▸ **Problem description**
Extract all lines from the data beneath that include the word "this".
* * *
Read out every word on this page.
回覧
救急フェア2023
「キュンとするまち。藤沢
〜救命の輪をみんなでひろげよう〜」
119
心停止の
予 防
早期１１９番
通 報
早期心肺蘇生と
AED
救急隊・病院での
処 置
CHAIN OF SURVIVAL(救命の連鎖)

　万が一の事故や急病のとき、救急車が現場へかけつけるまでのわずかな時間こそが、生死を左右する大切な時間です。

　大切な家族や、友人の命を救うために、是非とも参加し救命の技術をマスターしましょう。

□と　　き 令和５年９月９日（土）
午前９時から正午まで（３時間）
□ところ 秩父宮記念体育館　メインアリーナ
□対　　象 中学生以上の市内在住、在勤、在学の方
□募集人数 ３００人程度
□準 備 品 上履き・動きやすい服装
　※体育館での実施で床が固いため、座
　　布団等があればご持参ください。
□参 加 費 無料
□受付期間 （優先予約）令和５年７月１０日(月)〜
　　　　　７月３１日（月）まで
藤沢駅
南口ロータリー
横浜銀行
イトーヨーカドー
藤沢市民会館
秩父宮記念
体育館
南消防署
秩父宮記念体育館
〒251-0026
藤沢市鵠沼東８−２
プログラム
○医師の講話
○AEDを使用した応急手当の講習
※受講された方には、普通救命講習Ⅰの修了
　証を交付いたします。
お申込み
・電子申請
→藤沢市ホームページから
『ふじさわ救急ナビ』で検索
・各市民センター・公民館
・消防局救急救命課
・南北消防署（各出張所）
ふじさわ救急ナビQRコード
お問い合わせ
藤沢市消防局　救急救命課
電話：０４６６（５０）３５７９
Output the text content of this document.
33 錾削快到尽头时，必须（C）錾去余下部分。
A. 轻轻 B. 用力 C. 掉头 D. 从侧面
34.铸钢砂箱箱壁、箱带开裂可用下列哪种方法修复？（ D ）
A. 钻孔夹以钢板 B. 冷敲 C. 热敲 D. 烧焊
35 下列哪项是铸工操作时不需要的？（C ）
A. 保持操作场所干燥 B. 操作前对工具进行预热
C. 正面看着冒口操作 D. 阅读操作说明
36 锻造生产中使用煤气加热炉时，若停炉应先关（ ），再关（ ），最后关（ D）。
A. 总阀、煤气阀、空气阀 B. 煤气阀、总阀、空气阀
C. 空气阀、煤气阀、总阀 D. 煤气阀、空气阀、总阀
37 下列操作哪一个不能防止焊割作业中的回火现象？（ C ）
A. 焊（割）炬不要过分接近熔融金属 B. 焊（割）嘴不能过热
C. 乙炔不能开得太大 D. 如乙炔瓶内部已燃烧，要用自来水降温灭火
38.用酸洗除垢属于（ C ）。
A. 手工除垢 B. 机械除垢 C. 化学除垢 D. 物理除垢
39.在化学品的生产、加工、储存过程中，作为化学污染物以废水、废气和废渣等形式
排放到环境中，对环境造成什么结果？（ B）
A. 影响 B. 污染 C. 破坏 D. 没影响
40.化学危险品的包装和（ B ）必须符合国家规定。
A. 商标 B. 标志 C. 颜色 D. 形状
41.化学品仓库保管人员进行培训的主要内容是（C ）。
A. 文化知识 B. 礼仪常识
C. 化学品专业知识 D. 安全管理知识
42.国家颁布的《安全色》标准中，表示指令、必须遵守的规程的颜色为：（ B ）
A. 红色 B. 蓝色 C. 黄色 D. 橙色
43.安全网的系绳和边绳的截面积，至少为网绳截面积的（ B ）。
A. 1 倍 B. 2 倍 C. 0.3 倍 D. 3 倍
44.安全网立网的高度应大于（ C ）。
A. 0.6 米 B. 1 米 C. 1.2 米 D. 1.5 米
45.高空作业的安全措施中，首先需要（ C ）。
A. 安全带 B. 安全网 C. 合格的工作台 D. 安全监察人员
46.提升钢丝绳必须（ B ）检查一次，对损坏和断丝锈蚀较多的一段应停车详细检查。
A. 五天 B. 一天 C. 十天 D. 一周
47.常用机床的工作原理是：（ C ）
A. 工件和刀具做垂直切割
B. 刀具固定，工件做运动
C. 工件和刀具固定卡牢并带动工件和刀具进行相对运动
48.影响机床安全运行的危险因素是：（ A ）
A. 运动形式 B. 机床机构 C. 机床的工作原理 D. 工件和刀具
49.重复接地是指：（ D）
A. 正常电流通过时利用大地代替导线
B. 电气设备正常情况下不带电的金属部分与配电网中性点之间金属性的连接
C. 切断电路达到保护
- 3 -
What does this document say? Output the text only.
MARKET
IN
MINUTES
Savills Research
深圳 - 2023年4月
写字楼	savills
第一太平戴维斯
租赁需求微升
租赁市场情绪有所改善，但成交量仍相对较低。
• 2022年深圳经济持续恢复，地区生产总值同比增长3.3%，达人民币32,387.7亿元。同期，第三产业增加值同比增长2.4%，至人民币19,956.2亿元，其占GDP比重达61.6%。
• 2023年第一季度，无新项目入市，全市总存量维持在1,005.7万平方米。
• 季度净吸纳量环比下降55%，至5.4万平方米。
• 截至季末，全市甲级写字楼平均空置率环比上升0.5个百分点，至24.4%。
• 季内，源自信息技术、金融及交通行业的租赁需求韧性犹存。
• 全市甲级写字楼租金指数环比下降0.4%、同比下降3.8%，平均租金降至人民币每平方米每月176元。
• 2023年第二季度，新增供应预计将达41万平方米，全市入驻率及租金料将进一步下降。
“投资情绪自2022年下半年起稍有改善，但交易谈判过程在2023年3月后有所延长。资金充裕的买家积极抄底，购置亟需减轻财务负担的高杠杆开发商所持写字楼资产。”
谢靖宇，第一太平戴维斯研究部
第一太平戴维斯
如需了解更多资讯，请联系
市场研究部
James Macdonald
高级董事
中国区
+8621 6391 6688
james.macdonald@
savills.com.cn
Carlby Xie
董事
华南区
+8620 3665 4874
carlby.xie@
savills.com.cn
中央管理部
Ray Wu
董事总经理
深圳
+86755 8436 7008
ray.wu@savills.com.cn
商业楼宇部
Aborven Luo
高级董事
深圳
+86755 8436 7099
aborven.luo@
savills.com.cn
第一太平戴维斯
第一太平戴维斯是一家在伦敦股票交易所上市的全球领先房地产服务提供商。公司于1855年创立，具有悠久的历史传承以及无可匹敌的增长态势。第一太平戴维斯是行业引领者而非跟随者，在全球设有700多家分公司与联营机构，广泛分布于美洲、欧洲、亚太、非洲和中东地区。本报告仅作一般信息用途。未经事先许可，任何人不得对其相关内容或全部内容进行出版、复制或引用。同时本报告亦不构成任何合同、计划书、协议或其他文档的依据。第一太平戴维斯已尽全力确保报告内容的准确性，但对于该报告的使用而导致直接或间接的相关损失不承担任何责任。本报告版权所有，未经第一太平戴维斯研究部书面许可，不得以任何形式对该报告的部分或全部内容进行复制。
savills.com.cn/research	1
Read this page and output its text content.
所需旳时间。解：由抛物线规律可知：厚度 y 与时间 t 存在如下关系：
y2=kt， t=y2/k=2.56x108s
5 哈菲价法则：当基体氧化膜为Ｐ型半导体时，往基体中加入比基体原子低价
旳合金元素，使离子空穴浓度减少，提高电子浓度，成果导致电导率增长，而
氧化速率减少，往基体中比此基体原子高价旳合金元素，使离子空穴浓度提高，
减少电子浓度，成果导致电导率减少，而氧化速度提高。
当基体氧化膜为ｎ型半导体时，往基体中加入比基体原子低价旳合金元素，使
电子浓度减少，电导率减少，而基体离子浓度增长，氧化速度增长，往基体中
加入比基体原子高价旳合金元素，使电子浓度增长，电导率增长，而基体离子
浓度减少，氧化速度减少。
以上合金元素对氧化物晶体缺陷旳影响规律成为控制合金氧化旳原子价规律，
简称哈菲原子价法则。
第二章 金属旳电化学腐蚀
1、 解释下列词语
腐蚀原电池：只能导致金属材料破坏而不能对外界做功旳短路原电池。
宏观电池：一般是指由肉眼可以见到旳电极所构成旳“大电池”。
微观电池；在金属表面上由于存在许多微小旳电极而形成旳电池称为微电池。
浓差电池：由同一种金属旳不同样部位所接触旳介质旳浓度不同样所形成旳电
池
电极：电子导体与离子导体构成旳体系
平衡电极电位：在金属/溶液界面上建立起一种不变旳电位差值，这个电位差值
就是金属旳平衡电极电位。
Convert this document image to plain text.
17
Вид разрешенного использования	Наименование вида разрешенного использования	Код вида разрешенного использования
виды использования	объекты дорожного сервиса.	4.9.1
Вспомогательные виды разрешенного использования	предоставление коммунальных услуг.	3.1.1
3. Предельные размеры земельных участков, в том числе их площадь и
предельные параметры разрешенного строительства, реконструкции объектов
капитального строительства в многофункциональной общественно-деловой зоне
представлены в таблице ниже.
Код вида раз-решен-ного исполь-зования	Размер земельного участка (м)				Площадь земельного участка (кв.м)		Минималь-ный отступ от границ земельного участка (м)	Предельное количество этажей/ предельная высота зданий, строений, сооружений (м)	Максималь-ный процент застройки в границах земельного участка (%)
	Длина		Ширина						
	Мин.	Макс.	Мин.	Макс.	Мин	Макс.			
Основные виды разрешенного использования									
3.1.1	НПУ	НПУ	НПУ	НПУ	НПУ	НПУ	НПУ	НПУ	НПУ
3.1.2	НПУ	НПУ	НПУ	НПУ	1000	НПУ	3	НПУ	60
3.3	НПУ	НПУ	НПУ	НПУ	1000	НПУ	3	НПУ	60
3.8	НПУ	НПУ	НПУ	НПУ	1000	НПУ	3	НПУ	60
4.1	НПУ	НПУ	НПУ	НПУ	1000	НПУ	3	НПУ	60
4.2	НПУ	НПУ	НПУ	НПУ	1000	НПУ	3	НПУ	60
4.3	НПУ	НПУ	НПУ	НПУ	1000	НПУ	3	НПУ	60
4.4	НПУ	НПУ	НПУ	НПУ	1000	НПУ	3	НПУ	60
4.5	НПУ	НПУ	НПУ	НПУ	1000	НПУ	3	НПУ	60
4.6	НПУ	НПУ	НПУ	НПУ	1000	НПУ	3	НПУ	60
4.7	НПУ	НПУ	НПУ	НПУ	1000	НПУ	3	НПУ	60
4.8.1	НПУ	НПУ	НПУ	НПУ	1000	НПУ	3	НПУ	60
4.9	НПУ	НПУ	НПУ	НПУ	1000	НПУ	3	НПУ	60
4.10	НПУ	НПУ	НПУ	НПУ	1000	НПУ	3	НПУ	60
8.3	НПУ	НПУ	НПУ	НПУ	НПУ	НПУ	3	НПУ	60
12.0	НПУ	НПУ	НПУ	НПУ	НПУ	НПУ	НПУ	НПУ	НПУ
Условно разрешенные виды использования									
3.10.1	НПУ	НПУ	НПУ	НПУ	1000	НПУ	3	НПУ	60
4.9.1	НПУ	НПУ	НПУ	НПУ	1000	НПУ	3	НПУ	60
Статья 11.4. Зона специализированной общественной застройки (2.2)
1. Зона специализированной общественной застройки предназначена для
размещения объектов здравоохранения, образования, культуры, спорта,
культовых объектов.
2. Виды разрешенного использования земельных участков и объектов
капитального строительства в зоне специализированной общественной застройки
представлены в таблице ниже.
* * *
▸ **Exercise solution**
Read out every word on this page.
Output the text content of this document.
What does this document say? Output the text only.
Read this page and output its text content.
Convert this document image to plain text.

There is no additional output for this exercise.